Input data:
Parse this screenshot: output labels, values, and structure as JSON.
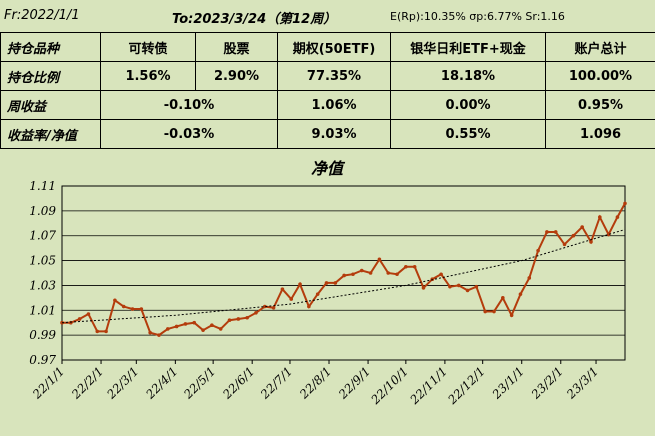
{
  "header": {
    "from": "Fr:2022/1/1",
    "to": "To:2023/3/24（第12周）",
    "stats": "E(Rp):10.35%  σp:6.77%  Sr:1.16"
  },
  "table": {
    "row1": {
      "label": "持仓品种",
      "c1": "可转债",
      "c2": "股票",
      "c3": "期权(50ETF)",
      "c4": "银华日利ETF+现金",
      "c5": "账户总计"
    },
    "row2": {
      "label": "持仓比例",
      "c1": "1.56%",
      "c2": "2.90%",
      "c3": "77.35%",
      "c4": "18.18%",
      "c5": "100.00%"
    },
    "row3": {
      "label": "周收益",
      "c12": "-0.10%",
      "c3": "1.06%",
      "c4": "0.00%",
      "c5": "0.95%"
    },
    "row4": {
      "label": "收益率/净值",
      "c12": "-0.03%",
      "c3": "9.03%",
      "c4": "0.55%",
      "c5": "1.096"
    }
  },
  "colors": {
    "series": "#b43c0c",
    "trend": "#000000",
    "background": "#d8e4bc",
    "grid": "#000000"
  },
  "chart_data": {
    "type": "line",
    "title": "净值",
    "xlabel": "",
    "ylabel": "",
    "ylim": [
      0.97,
      1.11
    ],
    "yticks": [
      "0.97",
      "0.99",
      "1.01",
      "1.03",
      "1.05",
      "1.07",
      "1.09",
      "1.11"
    ],
    "xticks": [
      "22/1/1",
      "22/2/1",
      "22/3/1",
      "22/4/1",
      "22/5/1",
      "22/6/1",
      "22/7/1",
      "22/8/1",
      "22/9/1",
      "22/10/1",
      "22/11/1",
      "22/12/1",
      "23/1/1",
      "23/2/1",
      "23/3/1"
    ],
    "grid": true,
    "series": [
      {
        "style": "solid-with-markers",
        "x": [
          "2022-01-01",
          "2022-01-08",
          "2022-01-15",
          "2022-01-22",
          "2022-01-29",
          "2022-02-05",
          "2022-02-12",
          "2022-02-19",
          "2022-02-26",
          "2022-03-05",
          "2022-03-12",
          "2022-03-19",
          "2022-03-26",
          "2022-04-02",
          "2022-04-09",
          "2022-04-16",
          "2022-04-23",
          "2022-04-30",
          "2022-05-07",
          "2022-05-14",
          "2022-05-21",
          "2022-05-28",
          "2022-06-04",
          "2022-06-11",
          "2022-06-18",
          "2022-06-25",
          "2022-07-02",
          "2022-07-09",
          "2022-07-16",
          "2022-07-23",
          "2022-07-30",
          "2022-08-06",
          "2022-08-13",
          "2022-08-20",
          "2022-08-27",
          "2022-09-03",
          "2022-09-10",
          "2022-09-17",
          "2022-09-24",
          "2022-10-01",
          "2022-10-08",
          "2022-10-15",
          "2022-10-22",
          "2022-10-29",
          "2022-11-05",
          "2022-11-12",
          "2022-11-19",
          "2022-11-26",
          "2022-12-03",
          "2022-12-10",
          "2022-12-17",
          "2022-12-24",
          "2022-12-31",
          "2023-01-07",
          "2023-01-14",
          "2023-01-21",
          "2023-01-28",
          "2023-02-04",
          "2023-02-11",
          "2023-02-18",
          "2023-02-25",
          "2023-03-04",
          "2023-03-11",
          "2023-03-18",
          "2023-03-24"
        ],
        "values": [
          1.0,
          1.0,
          1.003,
          1.007,
          0.993,
          0.993,
          1.018,
          1.013,
          1.011,
          1.011,
          0.992,
          0.99,
          0.995,
          0.997,
          0.999,
          1.0,
          0.994,
          0.998,
          0.995,
          1.002,
          1.003,
          1.004,
          1.008,
          1.013,
          1.012,
          1.027,
          1.019,
          1.031,
          1.013,
          1.023,
          1.032,
          1.032,
          1.038,
          1.039,
          1.042,
          1.04,
          1.051,
          1.04,
          1.039,
          1.045,
          1.045,
          1.028,
          1.035,
          1.039,
          1.029,
          1.03,
          1.026,
          1.029,
          1.009,
          1.009,
          1.02,
          1.006,
          1.023,
          1.036,
          1.058,
          1.073,
          1.073,
          1.063,
          1.07,
          1.077,
          1.065,
          1.085,
          1.071,
          1.085,
          1.096
        ]
      },
      {
        "style": "dotted-trend",
        "x": [
          "2022-01-01",
          "2022-04-01",
          "2022-07-01",
          "2022-10-01",
          "2023-01-01",
          "2023-03-24"
        ],
        "values": [
          1.0,
          1.006,
          1.015,
          1.03,
          1.05,
          1.075
        ]
      }
    ]
  }
}
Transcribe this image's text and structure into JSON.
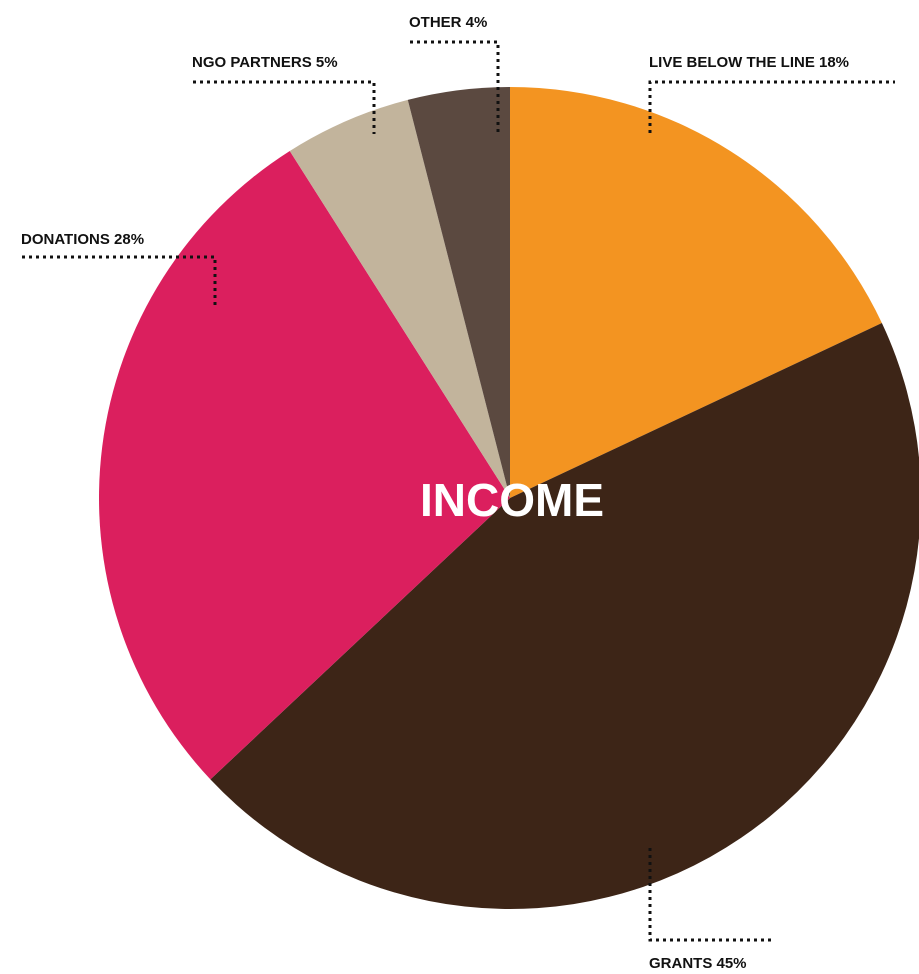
{
  "chart_data": {
    "type": "pie",
    "title": "INCOME",
    "unit": "%",
    "slices": [
      {
        "name": "LIVE BELOW THE LINE",
        "value": 18,
        "label": "LIVE BELOW THE LINE 18%",
        "color": "#F39421"
      },
      {
        "name": "GRANTS",
        "value": 45,
        "label": "GRANTS 45%",
        "color": "#3D2517"
      },
      {
        "name": "DONATIONS",
        "value": 28,
        "label": "DONATIONS 28%",
        "color": "#DB1F5E"
      },
      {
        "name": "NGO PARTNERS",
        "value": 5,
        "label": "NGO PARTNERS 5%",
        "color": "#C2B49C"
      },
      {
        "name": "OTHER",
        "value": 4,
        "label": "OTHER 4%",
        "color": "#5B4940"
      }
    ]
  }
}
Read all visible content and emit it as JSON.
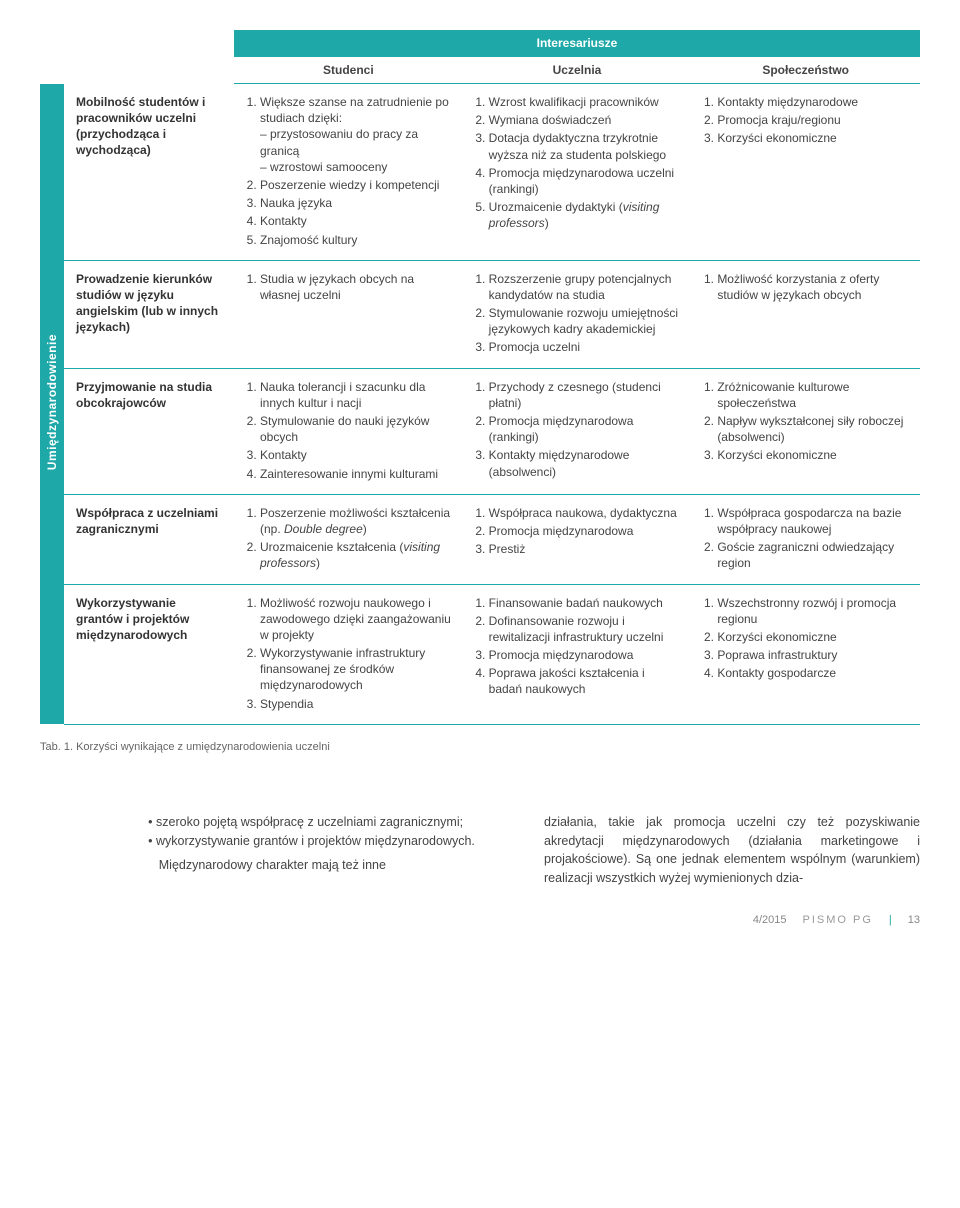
{
  "header": {
    "group": "Interesariusze",
    "col_students": "Studenci",
    "col_university": "Uczelnia",
    "col_society": "Społeczeństwo"
  },
  "side_label": "Umiędzynarodowienie",
  "rows": [
    {
      "label": "Mobilność studentów i pracowników uczelni (przychodząca i wychodząca)",
      "students": [
        "Większe szanse na zatrudnienie po studiach dzięki:\n– przystosowaniu do pracy za granicą\n– wzrostowi samooceny",
        "Poszerzenie wiedzy i kompetencji",
        "Nauka języka",
        "Kontakty",
        "Znajomość kultury"
      ],
      "university": [
        "Wzrost kwalifikacji pracowników",
        "Wymiana doświadczeń",
        "Dotacja dydaktyczna trzykrotnie wyższa niż za studenta polskiego",
        "Promocja międzynarodowa uczelni (rankingi)",
        "Urozmaicenie dydaktyki (visiting professors)"
      ],
      "society": [
        "Kontakty międzynarodowe",
        "Promocja kraju/regionu",
        "Korzyści ekonomiczne"
      ]
    },
    {
      "label": "Prowadzenie kierunków studiów w języku angielskim (lub w innych językach)",
      "students": [
        "Studia w językach obcych na własnej uczelni"
      ],
      "university": [
        "Rozszerzenie grupy potencjalnych kandydatów na studia",
        "Stymulowanie rozwoju umiejętności językowych kadry akademickiej",
        "Promocja uczelni"
      ],
      "society": [
        "Możliwość korzystania z oferty studiów w językach obcych"
      ]
    },
    {
      "label": "Przyjmowanie na studia obcokrajowców",
      "students": [
        "Nauka tolerancji i szacunku dla innych kultur i nacji",
        "Stymulowanie do nauki języków obcych",
        "Kontakty",
        "Zainteresowanie innymi kulturami"
      ],
      "university": [
        "Przychody z czesnego (studenci płatni)",
        "Promocja międzynarodowa (rankingi)",
        "Kontakty międzynarodowe (absolwenci)"
      ],
      "society": [
        "Zróżnicowanie kulturowe społeczeństwa",
        "Napływ wykształconej siły roboczej (absolwenci)",
        "Korzyści ekonomiczne"
      ]
    },
    {
      "label": "Współpraca z uczelniami zagranicznymi",
      "students": [
        "Poszerzenie możliwości kształcenia (np. Double degree)",
        "Urozmaicenie kształcenia (visiting professors)"
      ],
      "university": [
        "Współpraca naukowa, dydaktyczna",
        "Promocja międzynarodowa",
        "Prestiż"
      ],
      "society": [
        "Współpraca gospodarcza na bazie współpracy naukowej",
        "Goście zagraniczni odwiedzający region"
      ]
    },
    {
      "label": "Wykorzystywanie grantów i projektów międzynarodowych",
      "students": [
        "Możliwość rozwoju naukowego i zawodowego dzięki zaangażowaniu w projekty",
        "Wykorzystywanie infrastruktury finansowanej ze środków międzynarodowych",
        "Stypendia"
      ],
      "university": [
        "Finansowanie badań naukowych",
        "Dofinansowanie rozwoju i rewitalizacji infrastruktury uczelni",
        "Promocja międzynarodowa",
        "Poprawa jakości kształcenia i badań naukowych"
      ],
      "society": [
        "Wszechstronny rozwój i promocja regionu",
        "Korzyści ekonomiczne",
        "Poprawa infrastruktury",
        "Kontakty gospodarcze"
      ]
    }
  ],
  "caption": "Tab. 1. Korzyści wynikające z umiędzynarodowienia uczelni",
  "body_left": {
    "bullets": [
      "szeroko pojętą współpracę z uczelniami zagranicznymi;",
      "wykorzystywanie grantów i projektów międzynarodowych."
    ],
    "para": "Międzynarodowy charakter mają też inne"
  },
  "body_right": {
    "para": "działania, takie jak promocja uczelni czy też pozyskiwanie akredytacji międzynarodowych (działania marketingowe i projakościowe). Są one jednak elementem wspólnym (warunkiem) realizacji wszystkich wyżej wymienionych dzia-"
  },
  "footer": {
    "issue": "4/2015",
    "title": "PISMO PG",
    "page": "13"
  }
}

Exercise aim:
Across the entries, how many lines hold the word "naukowych"? Say only the number.

Reply to the task:
2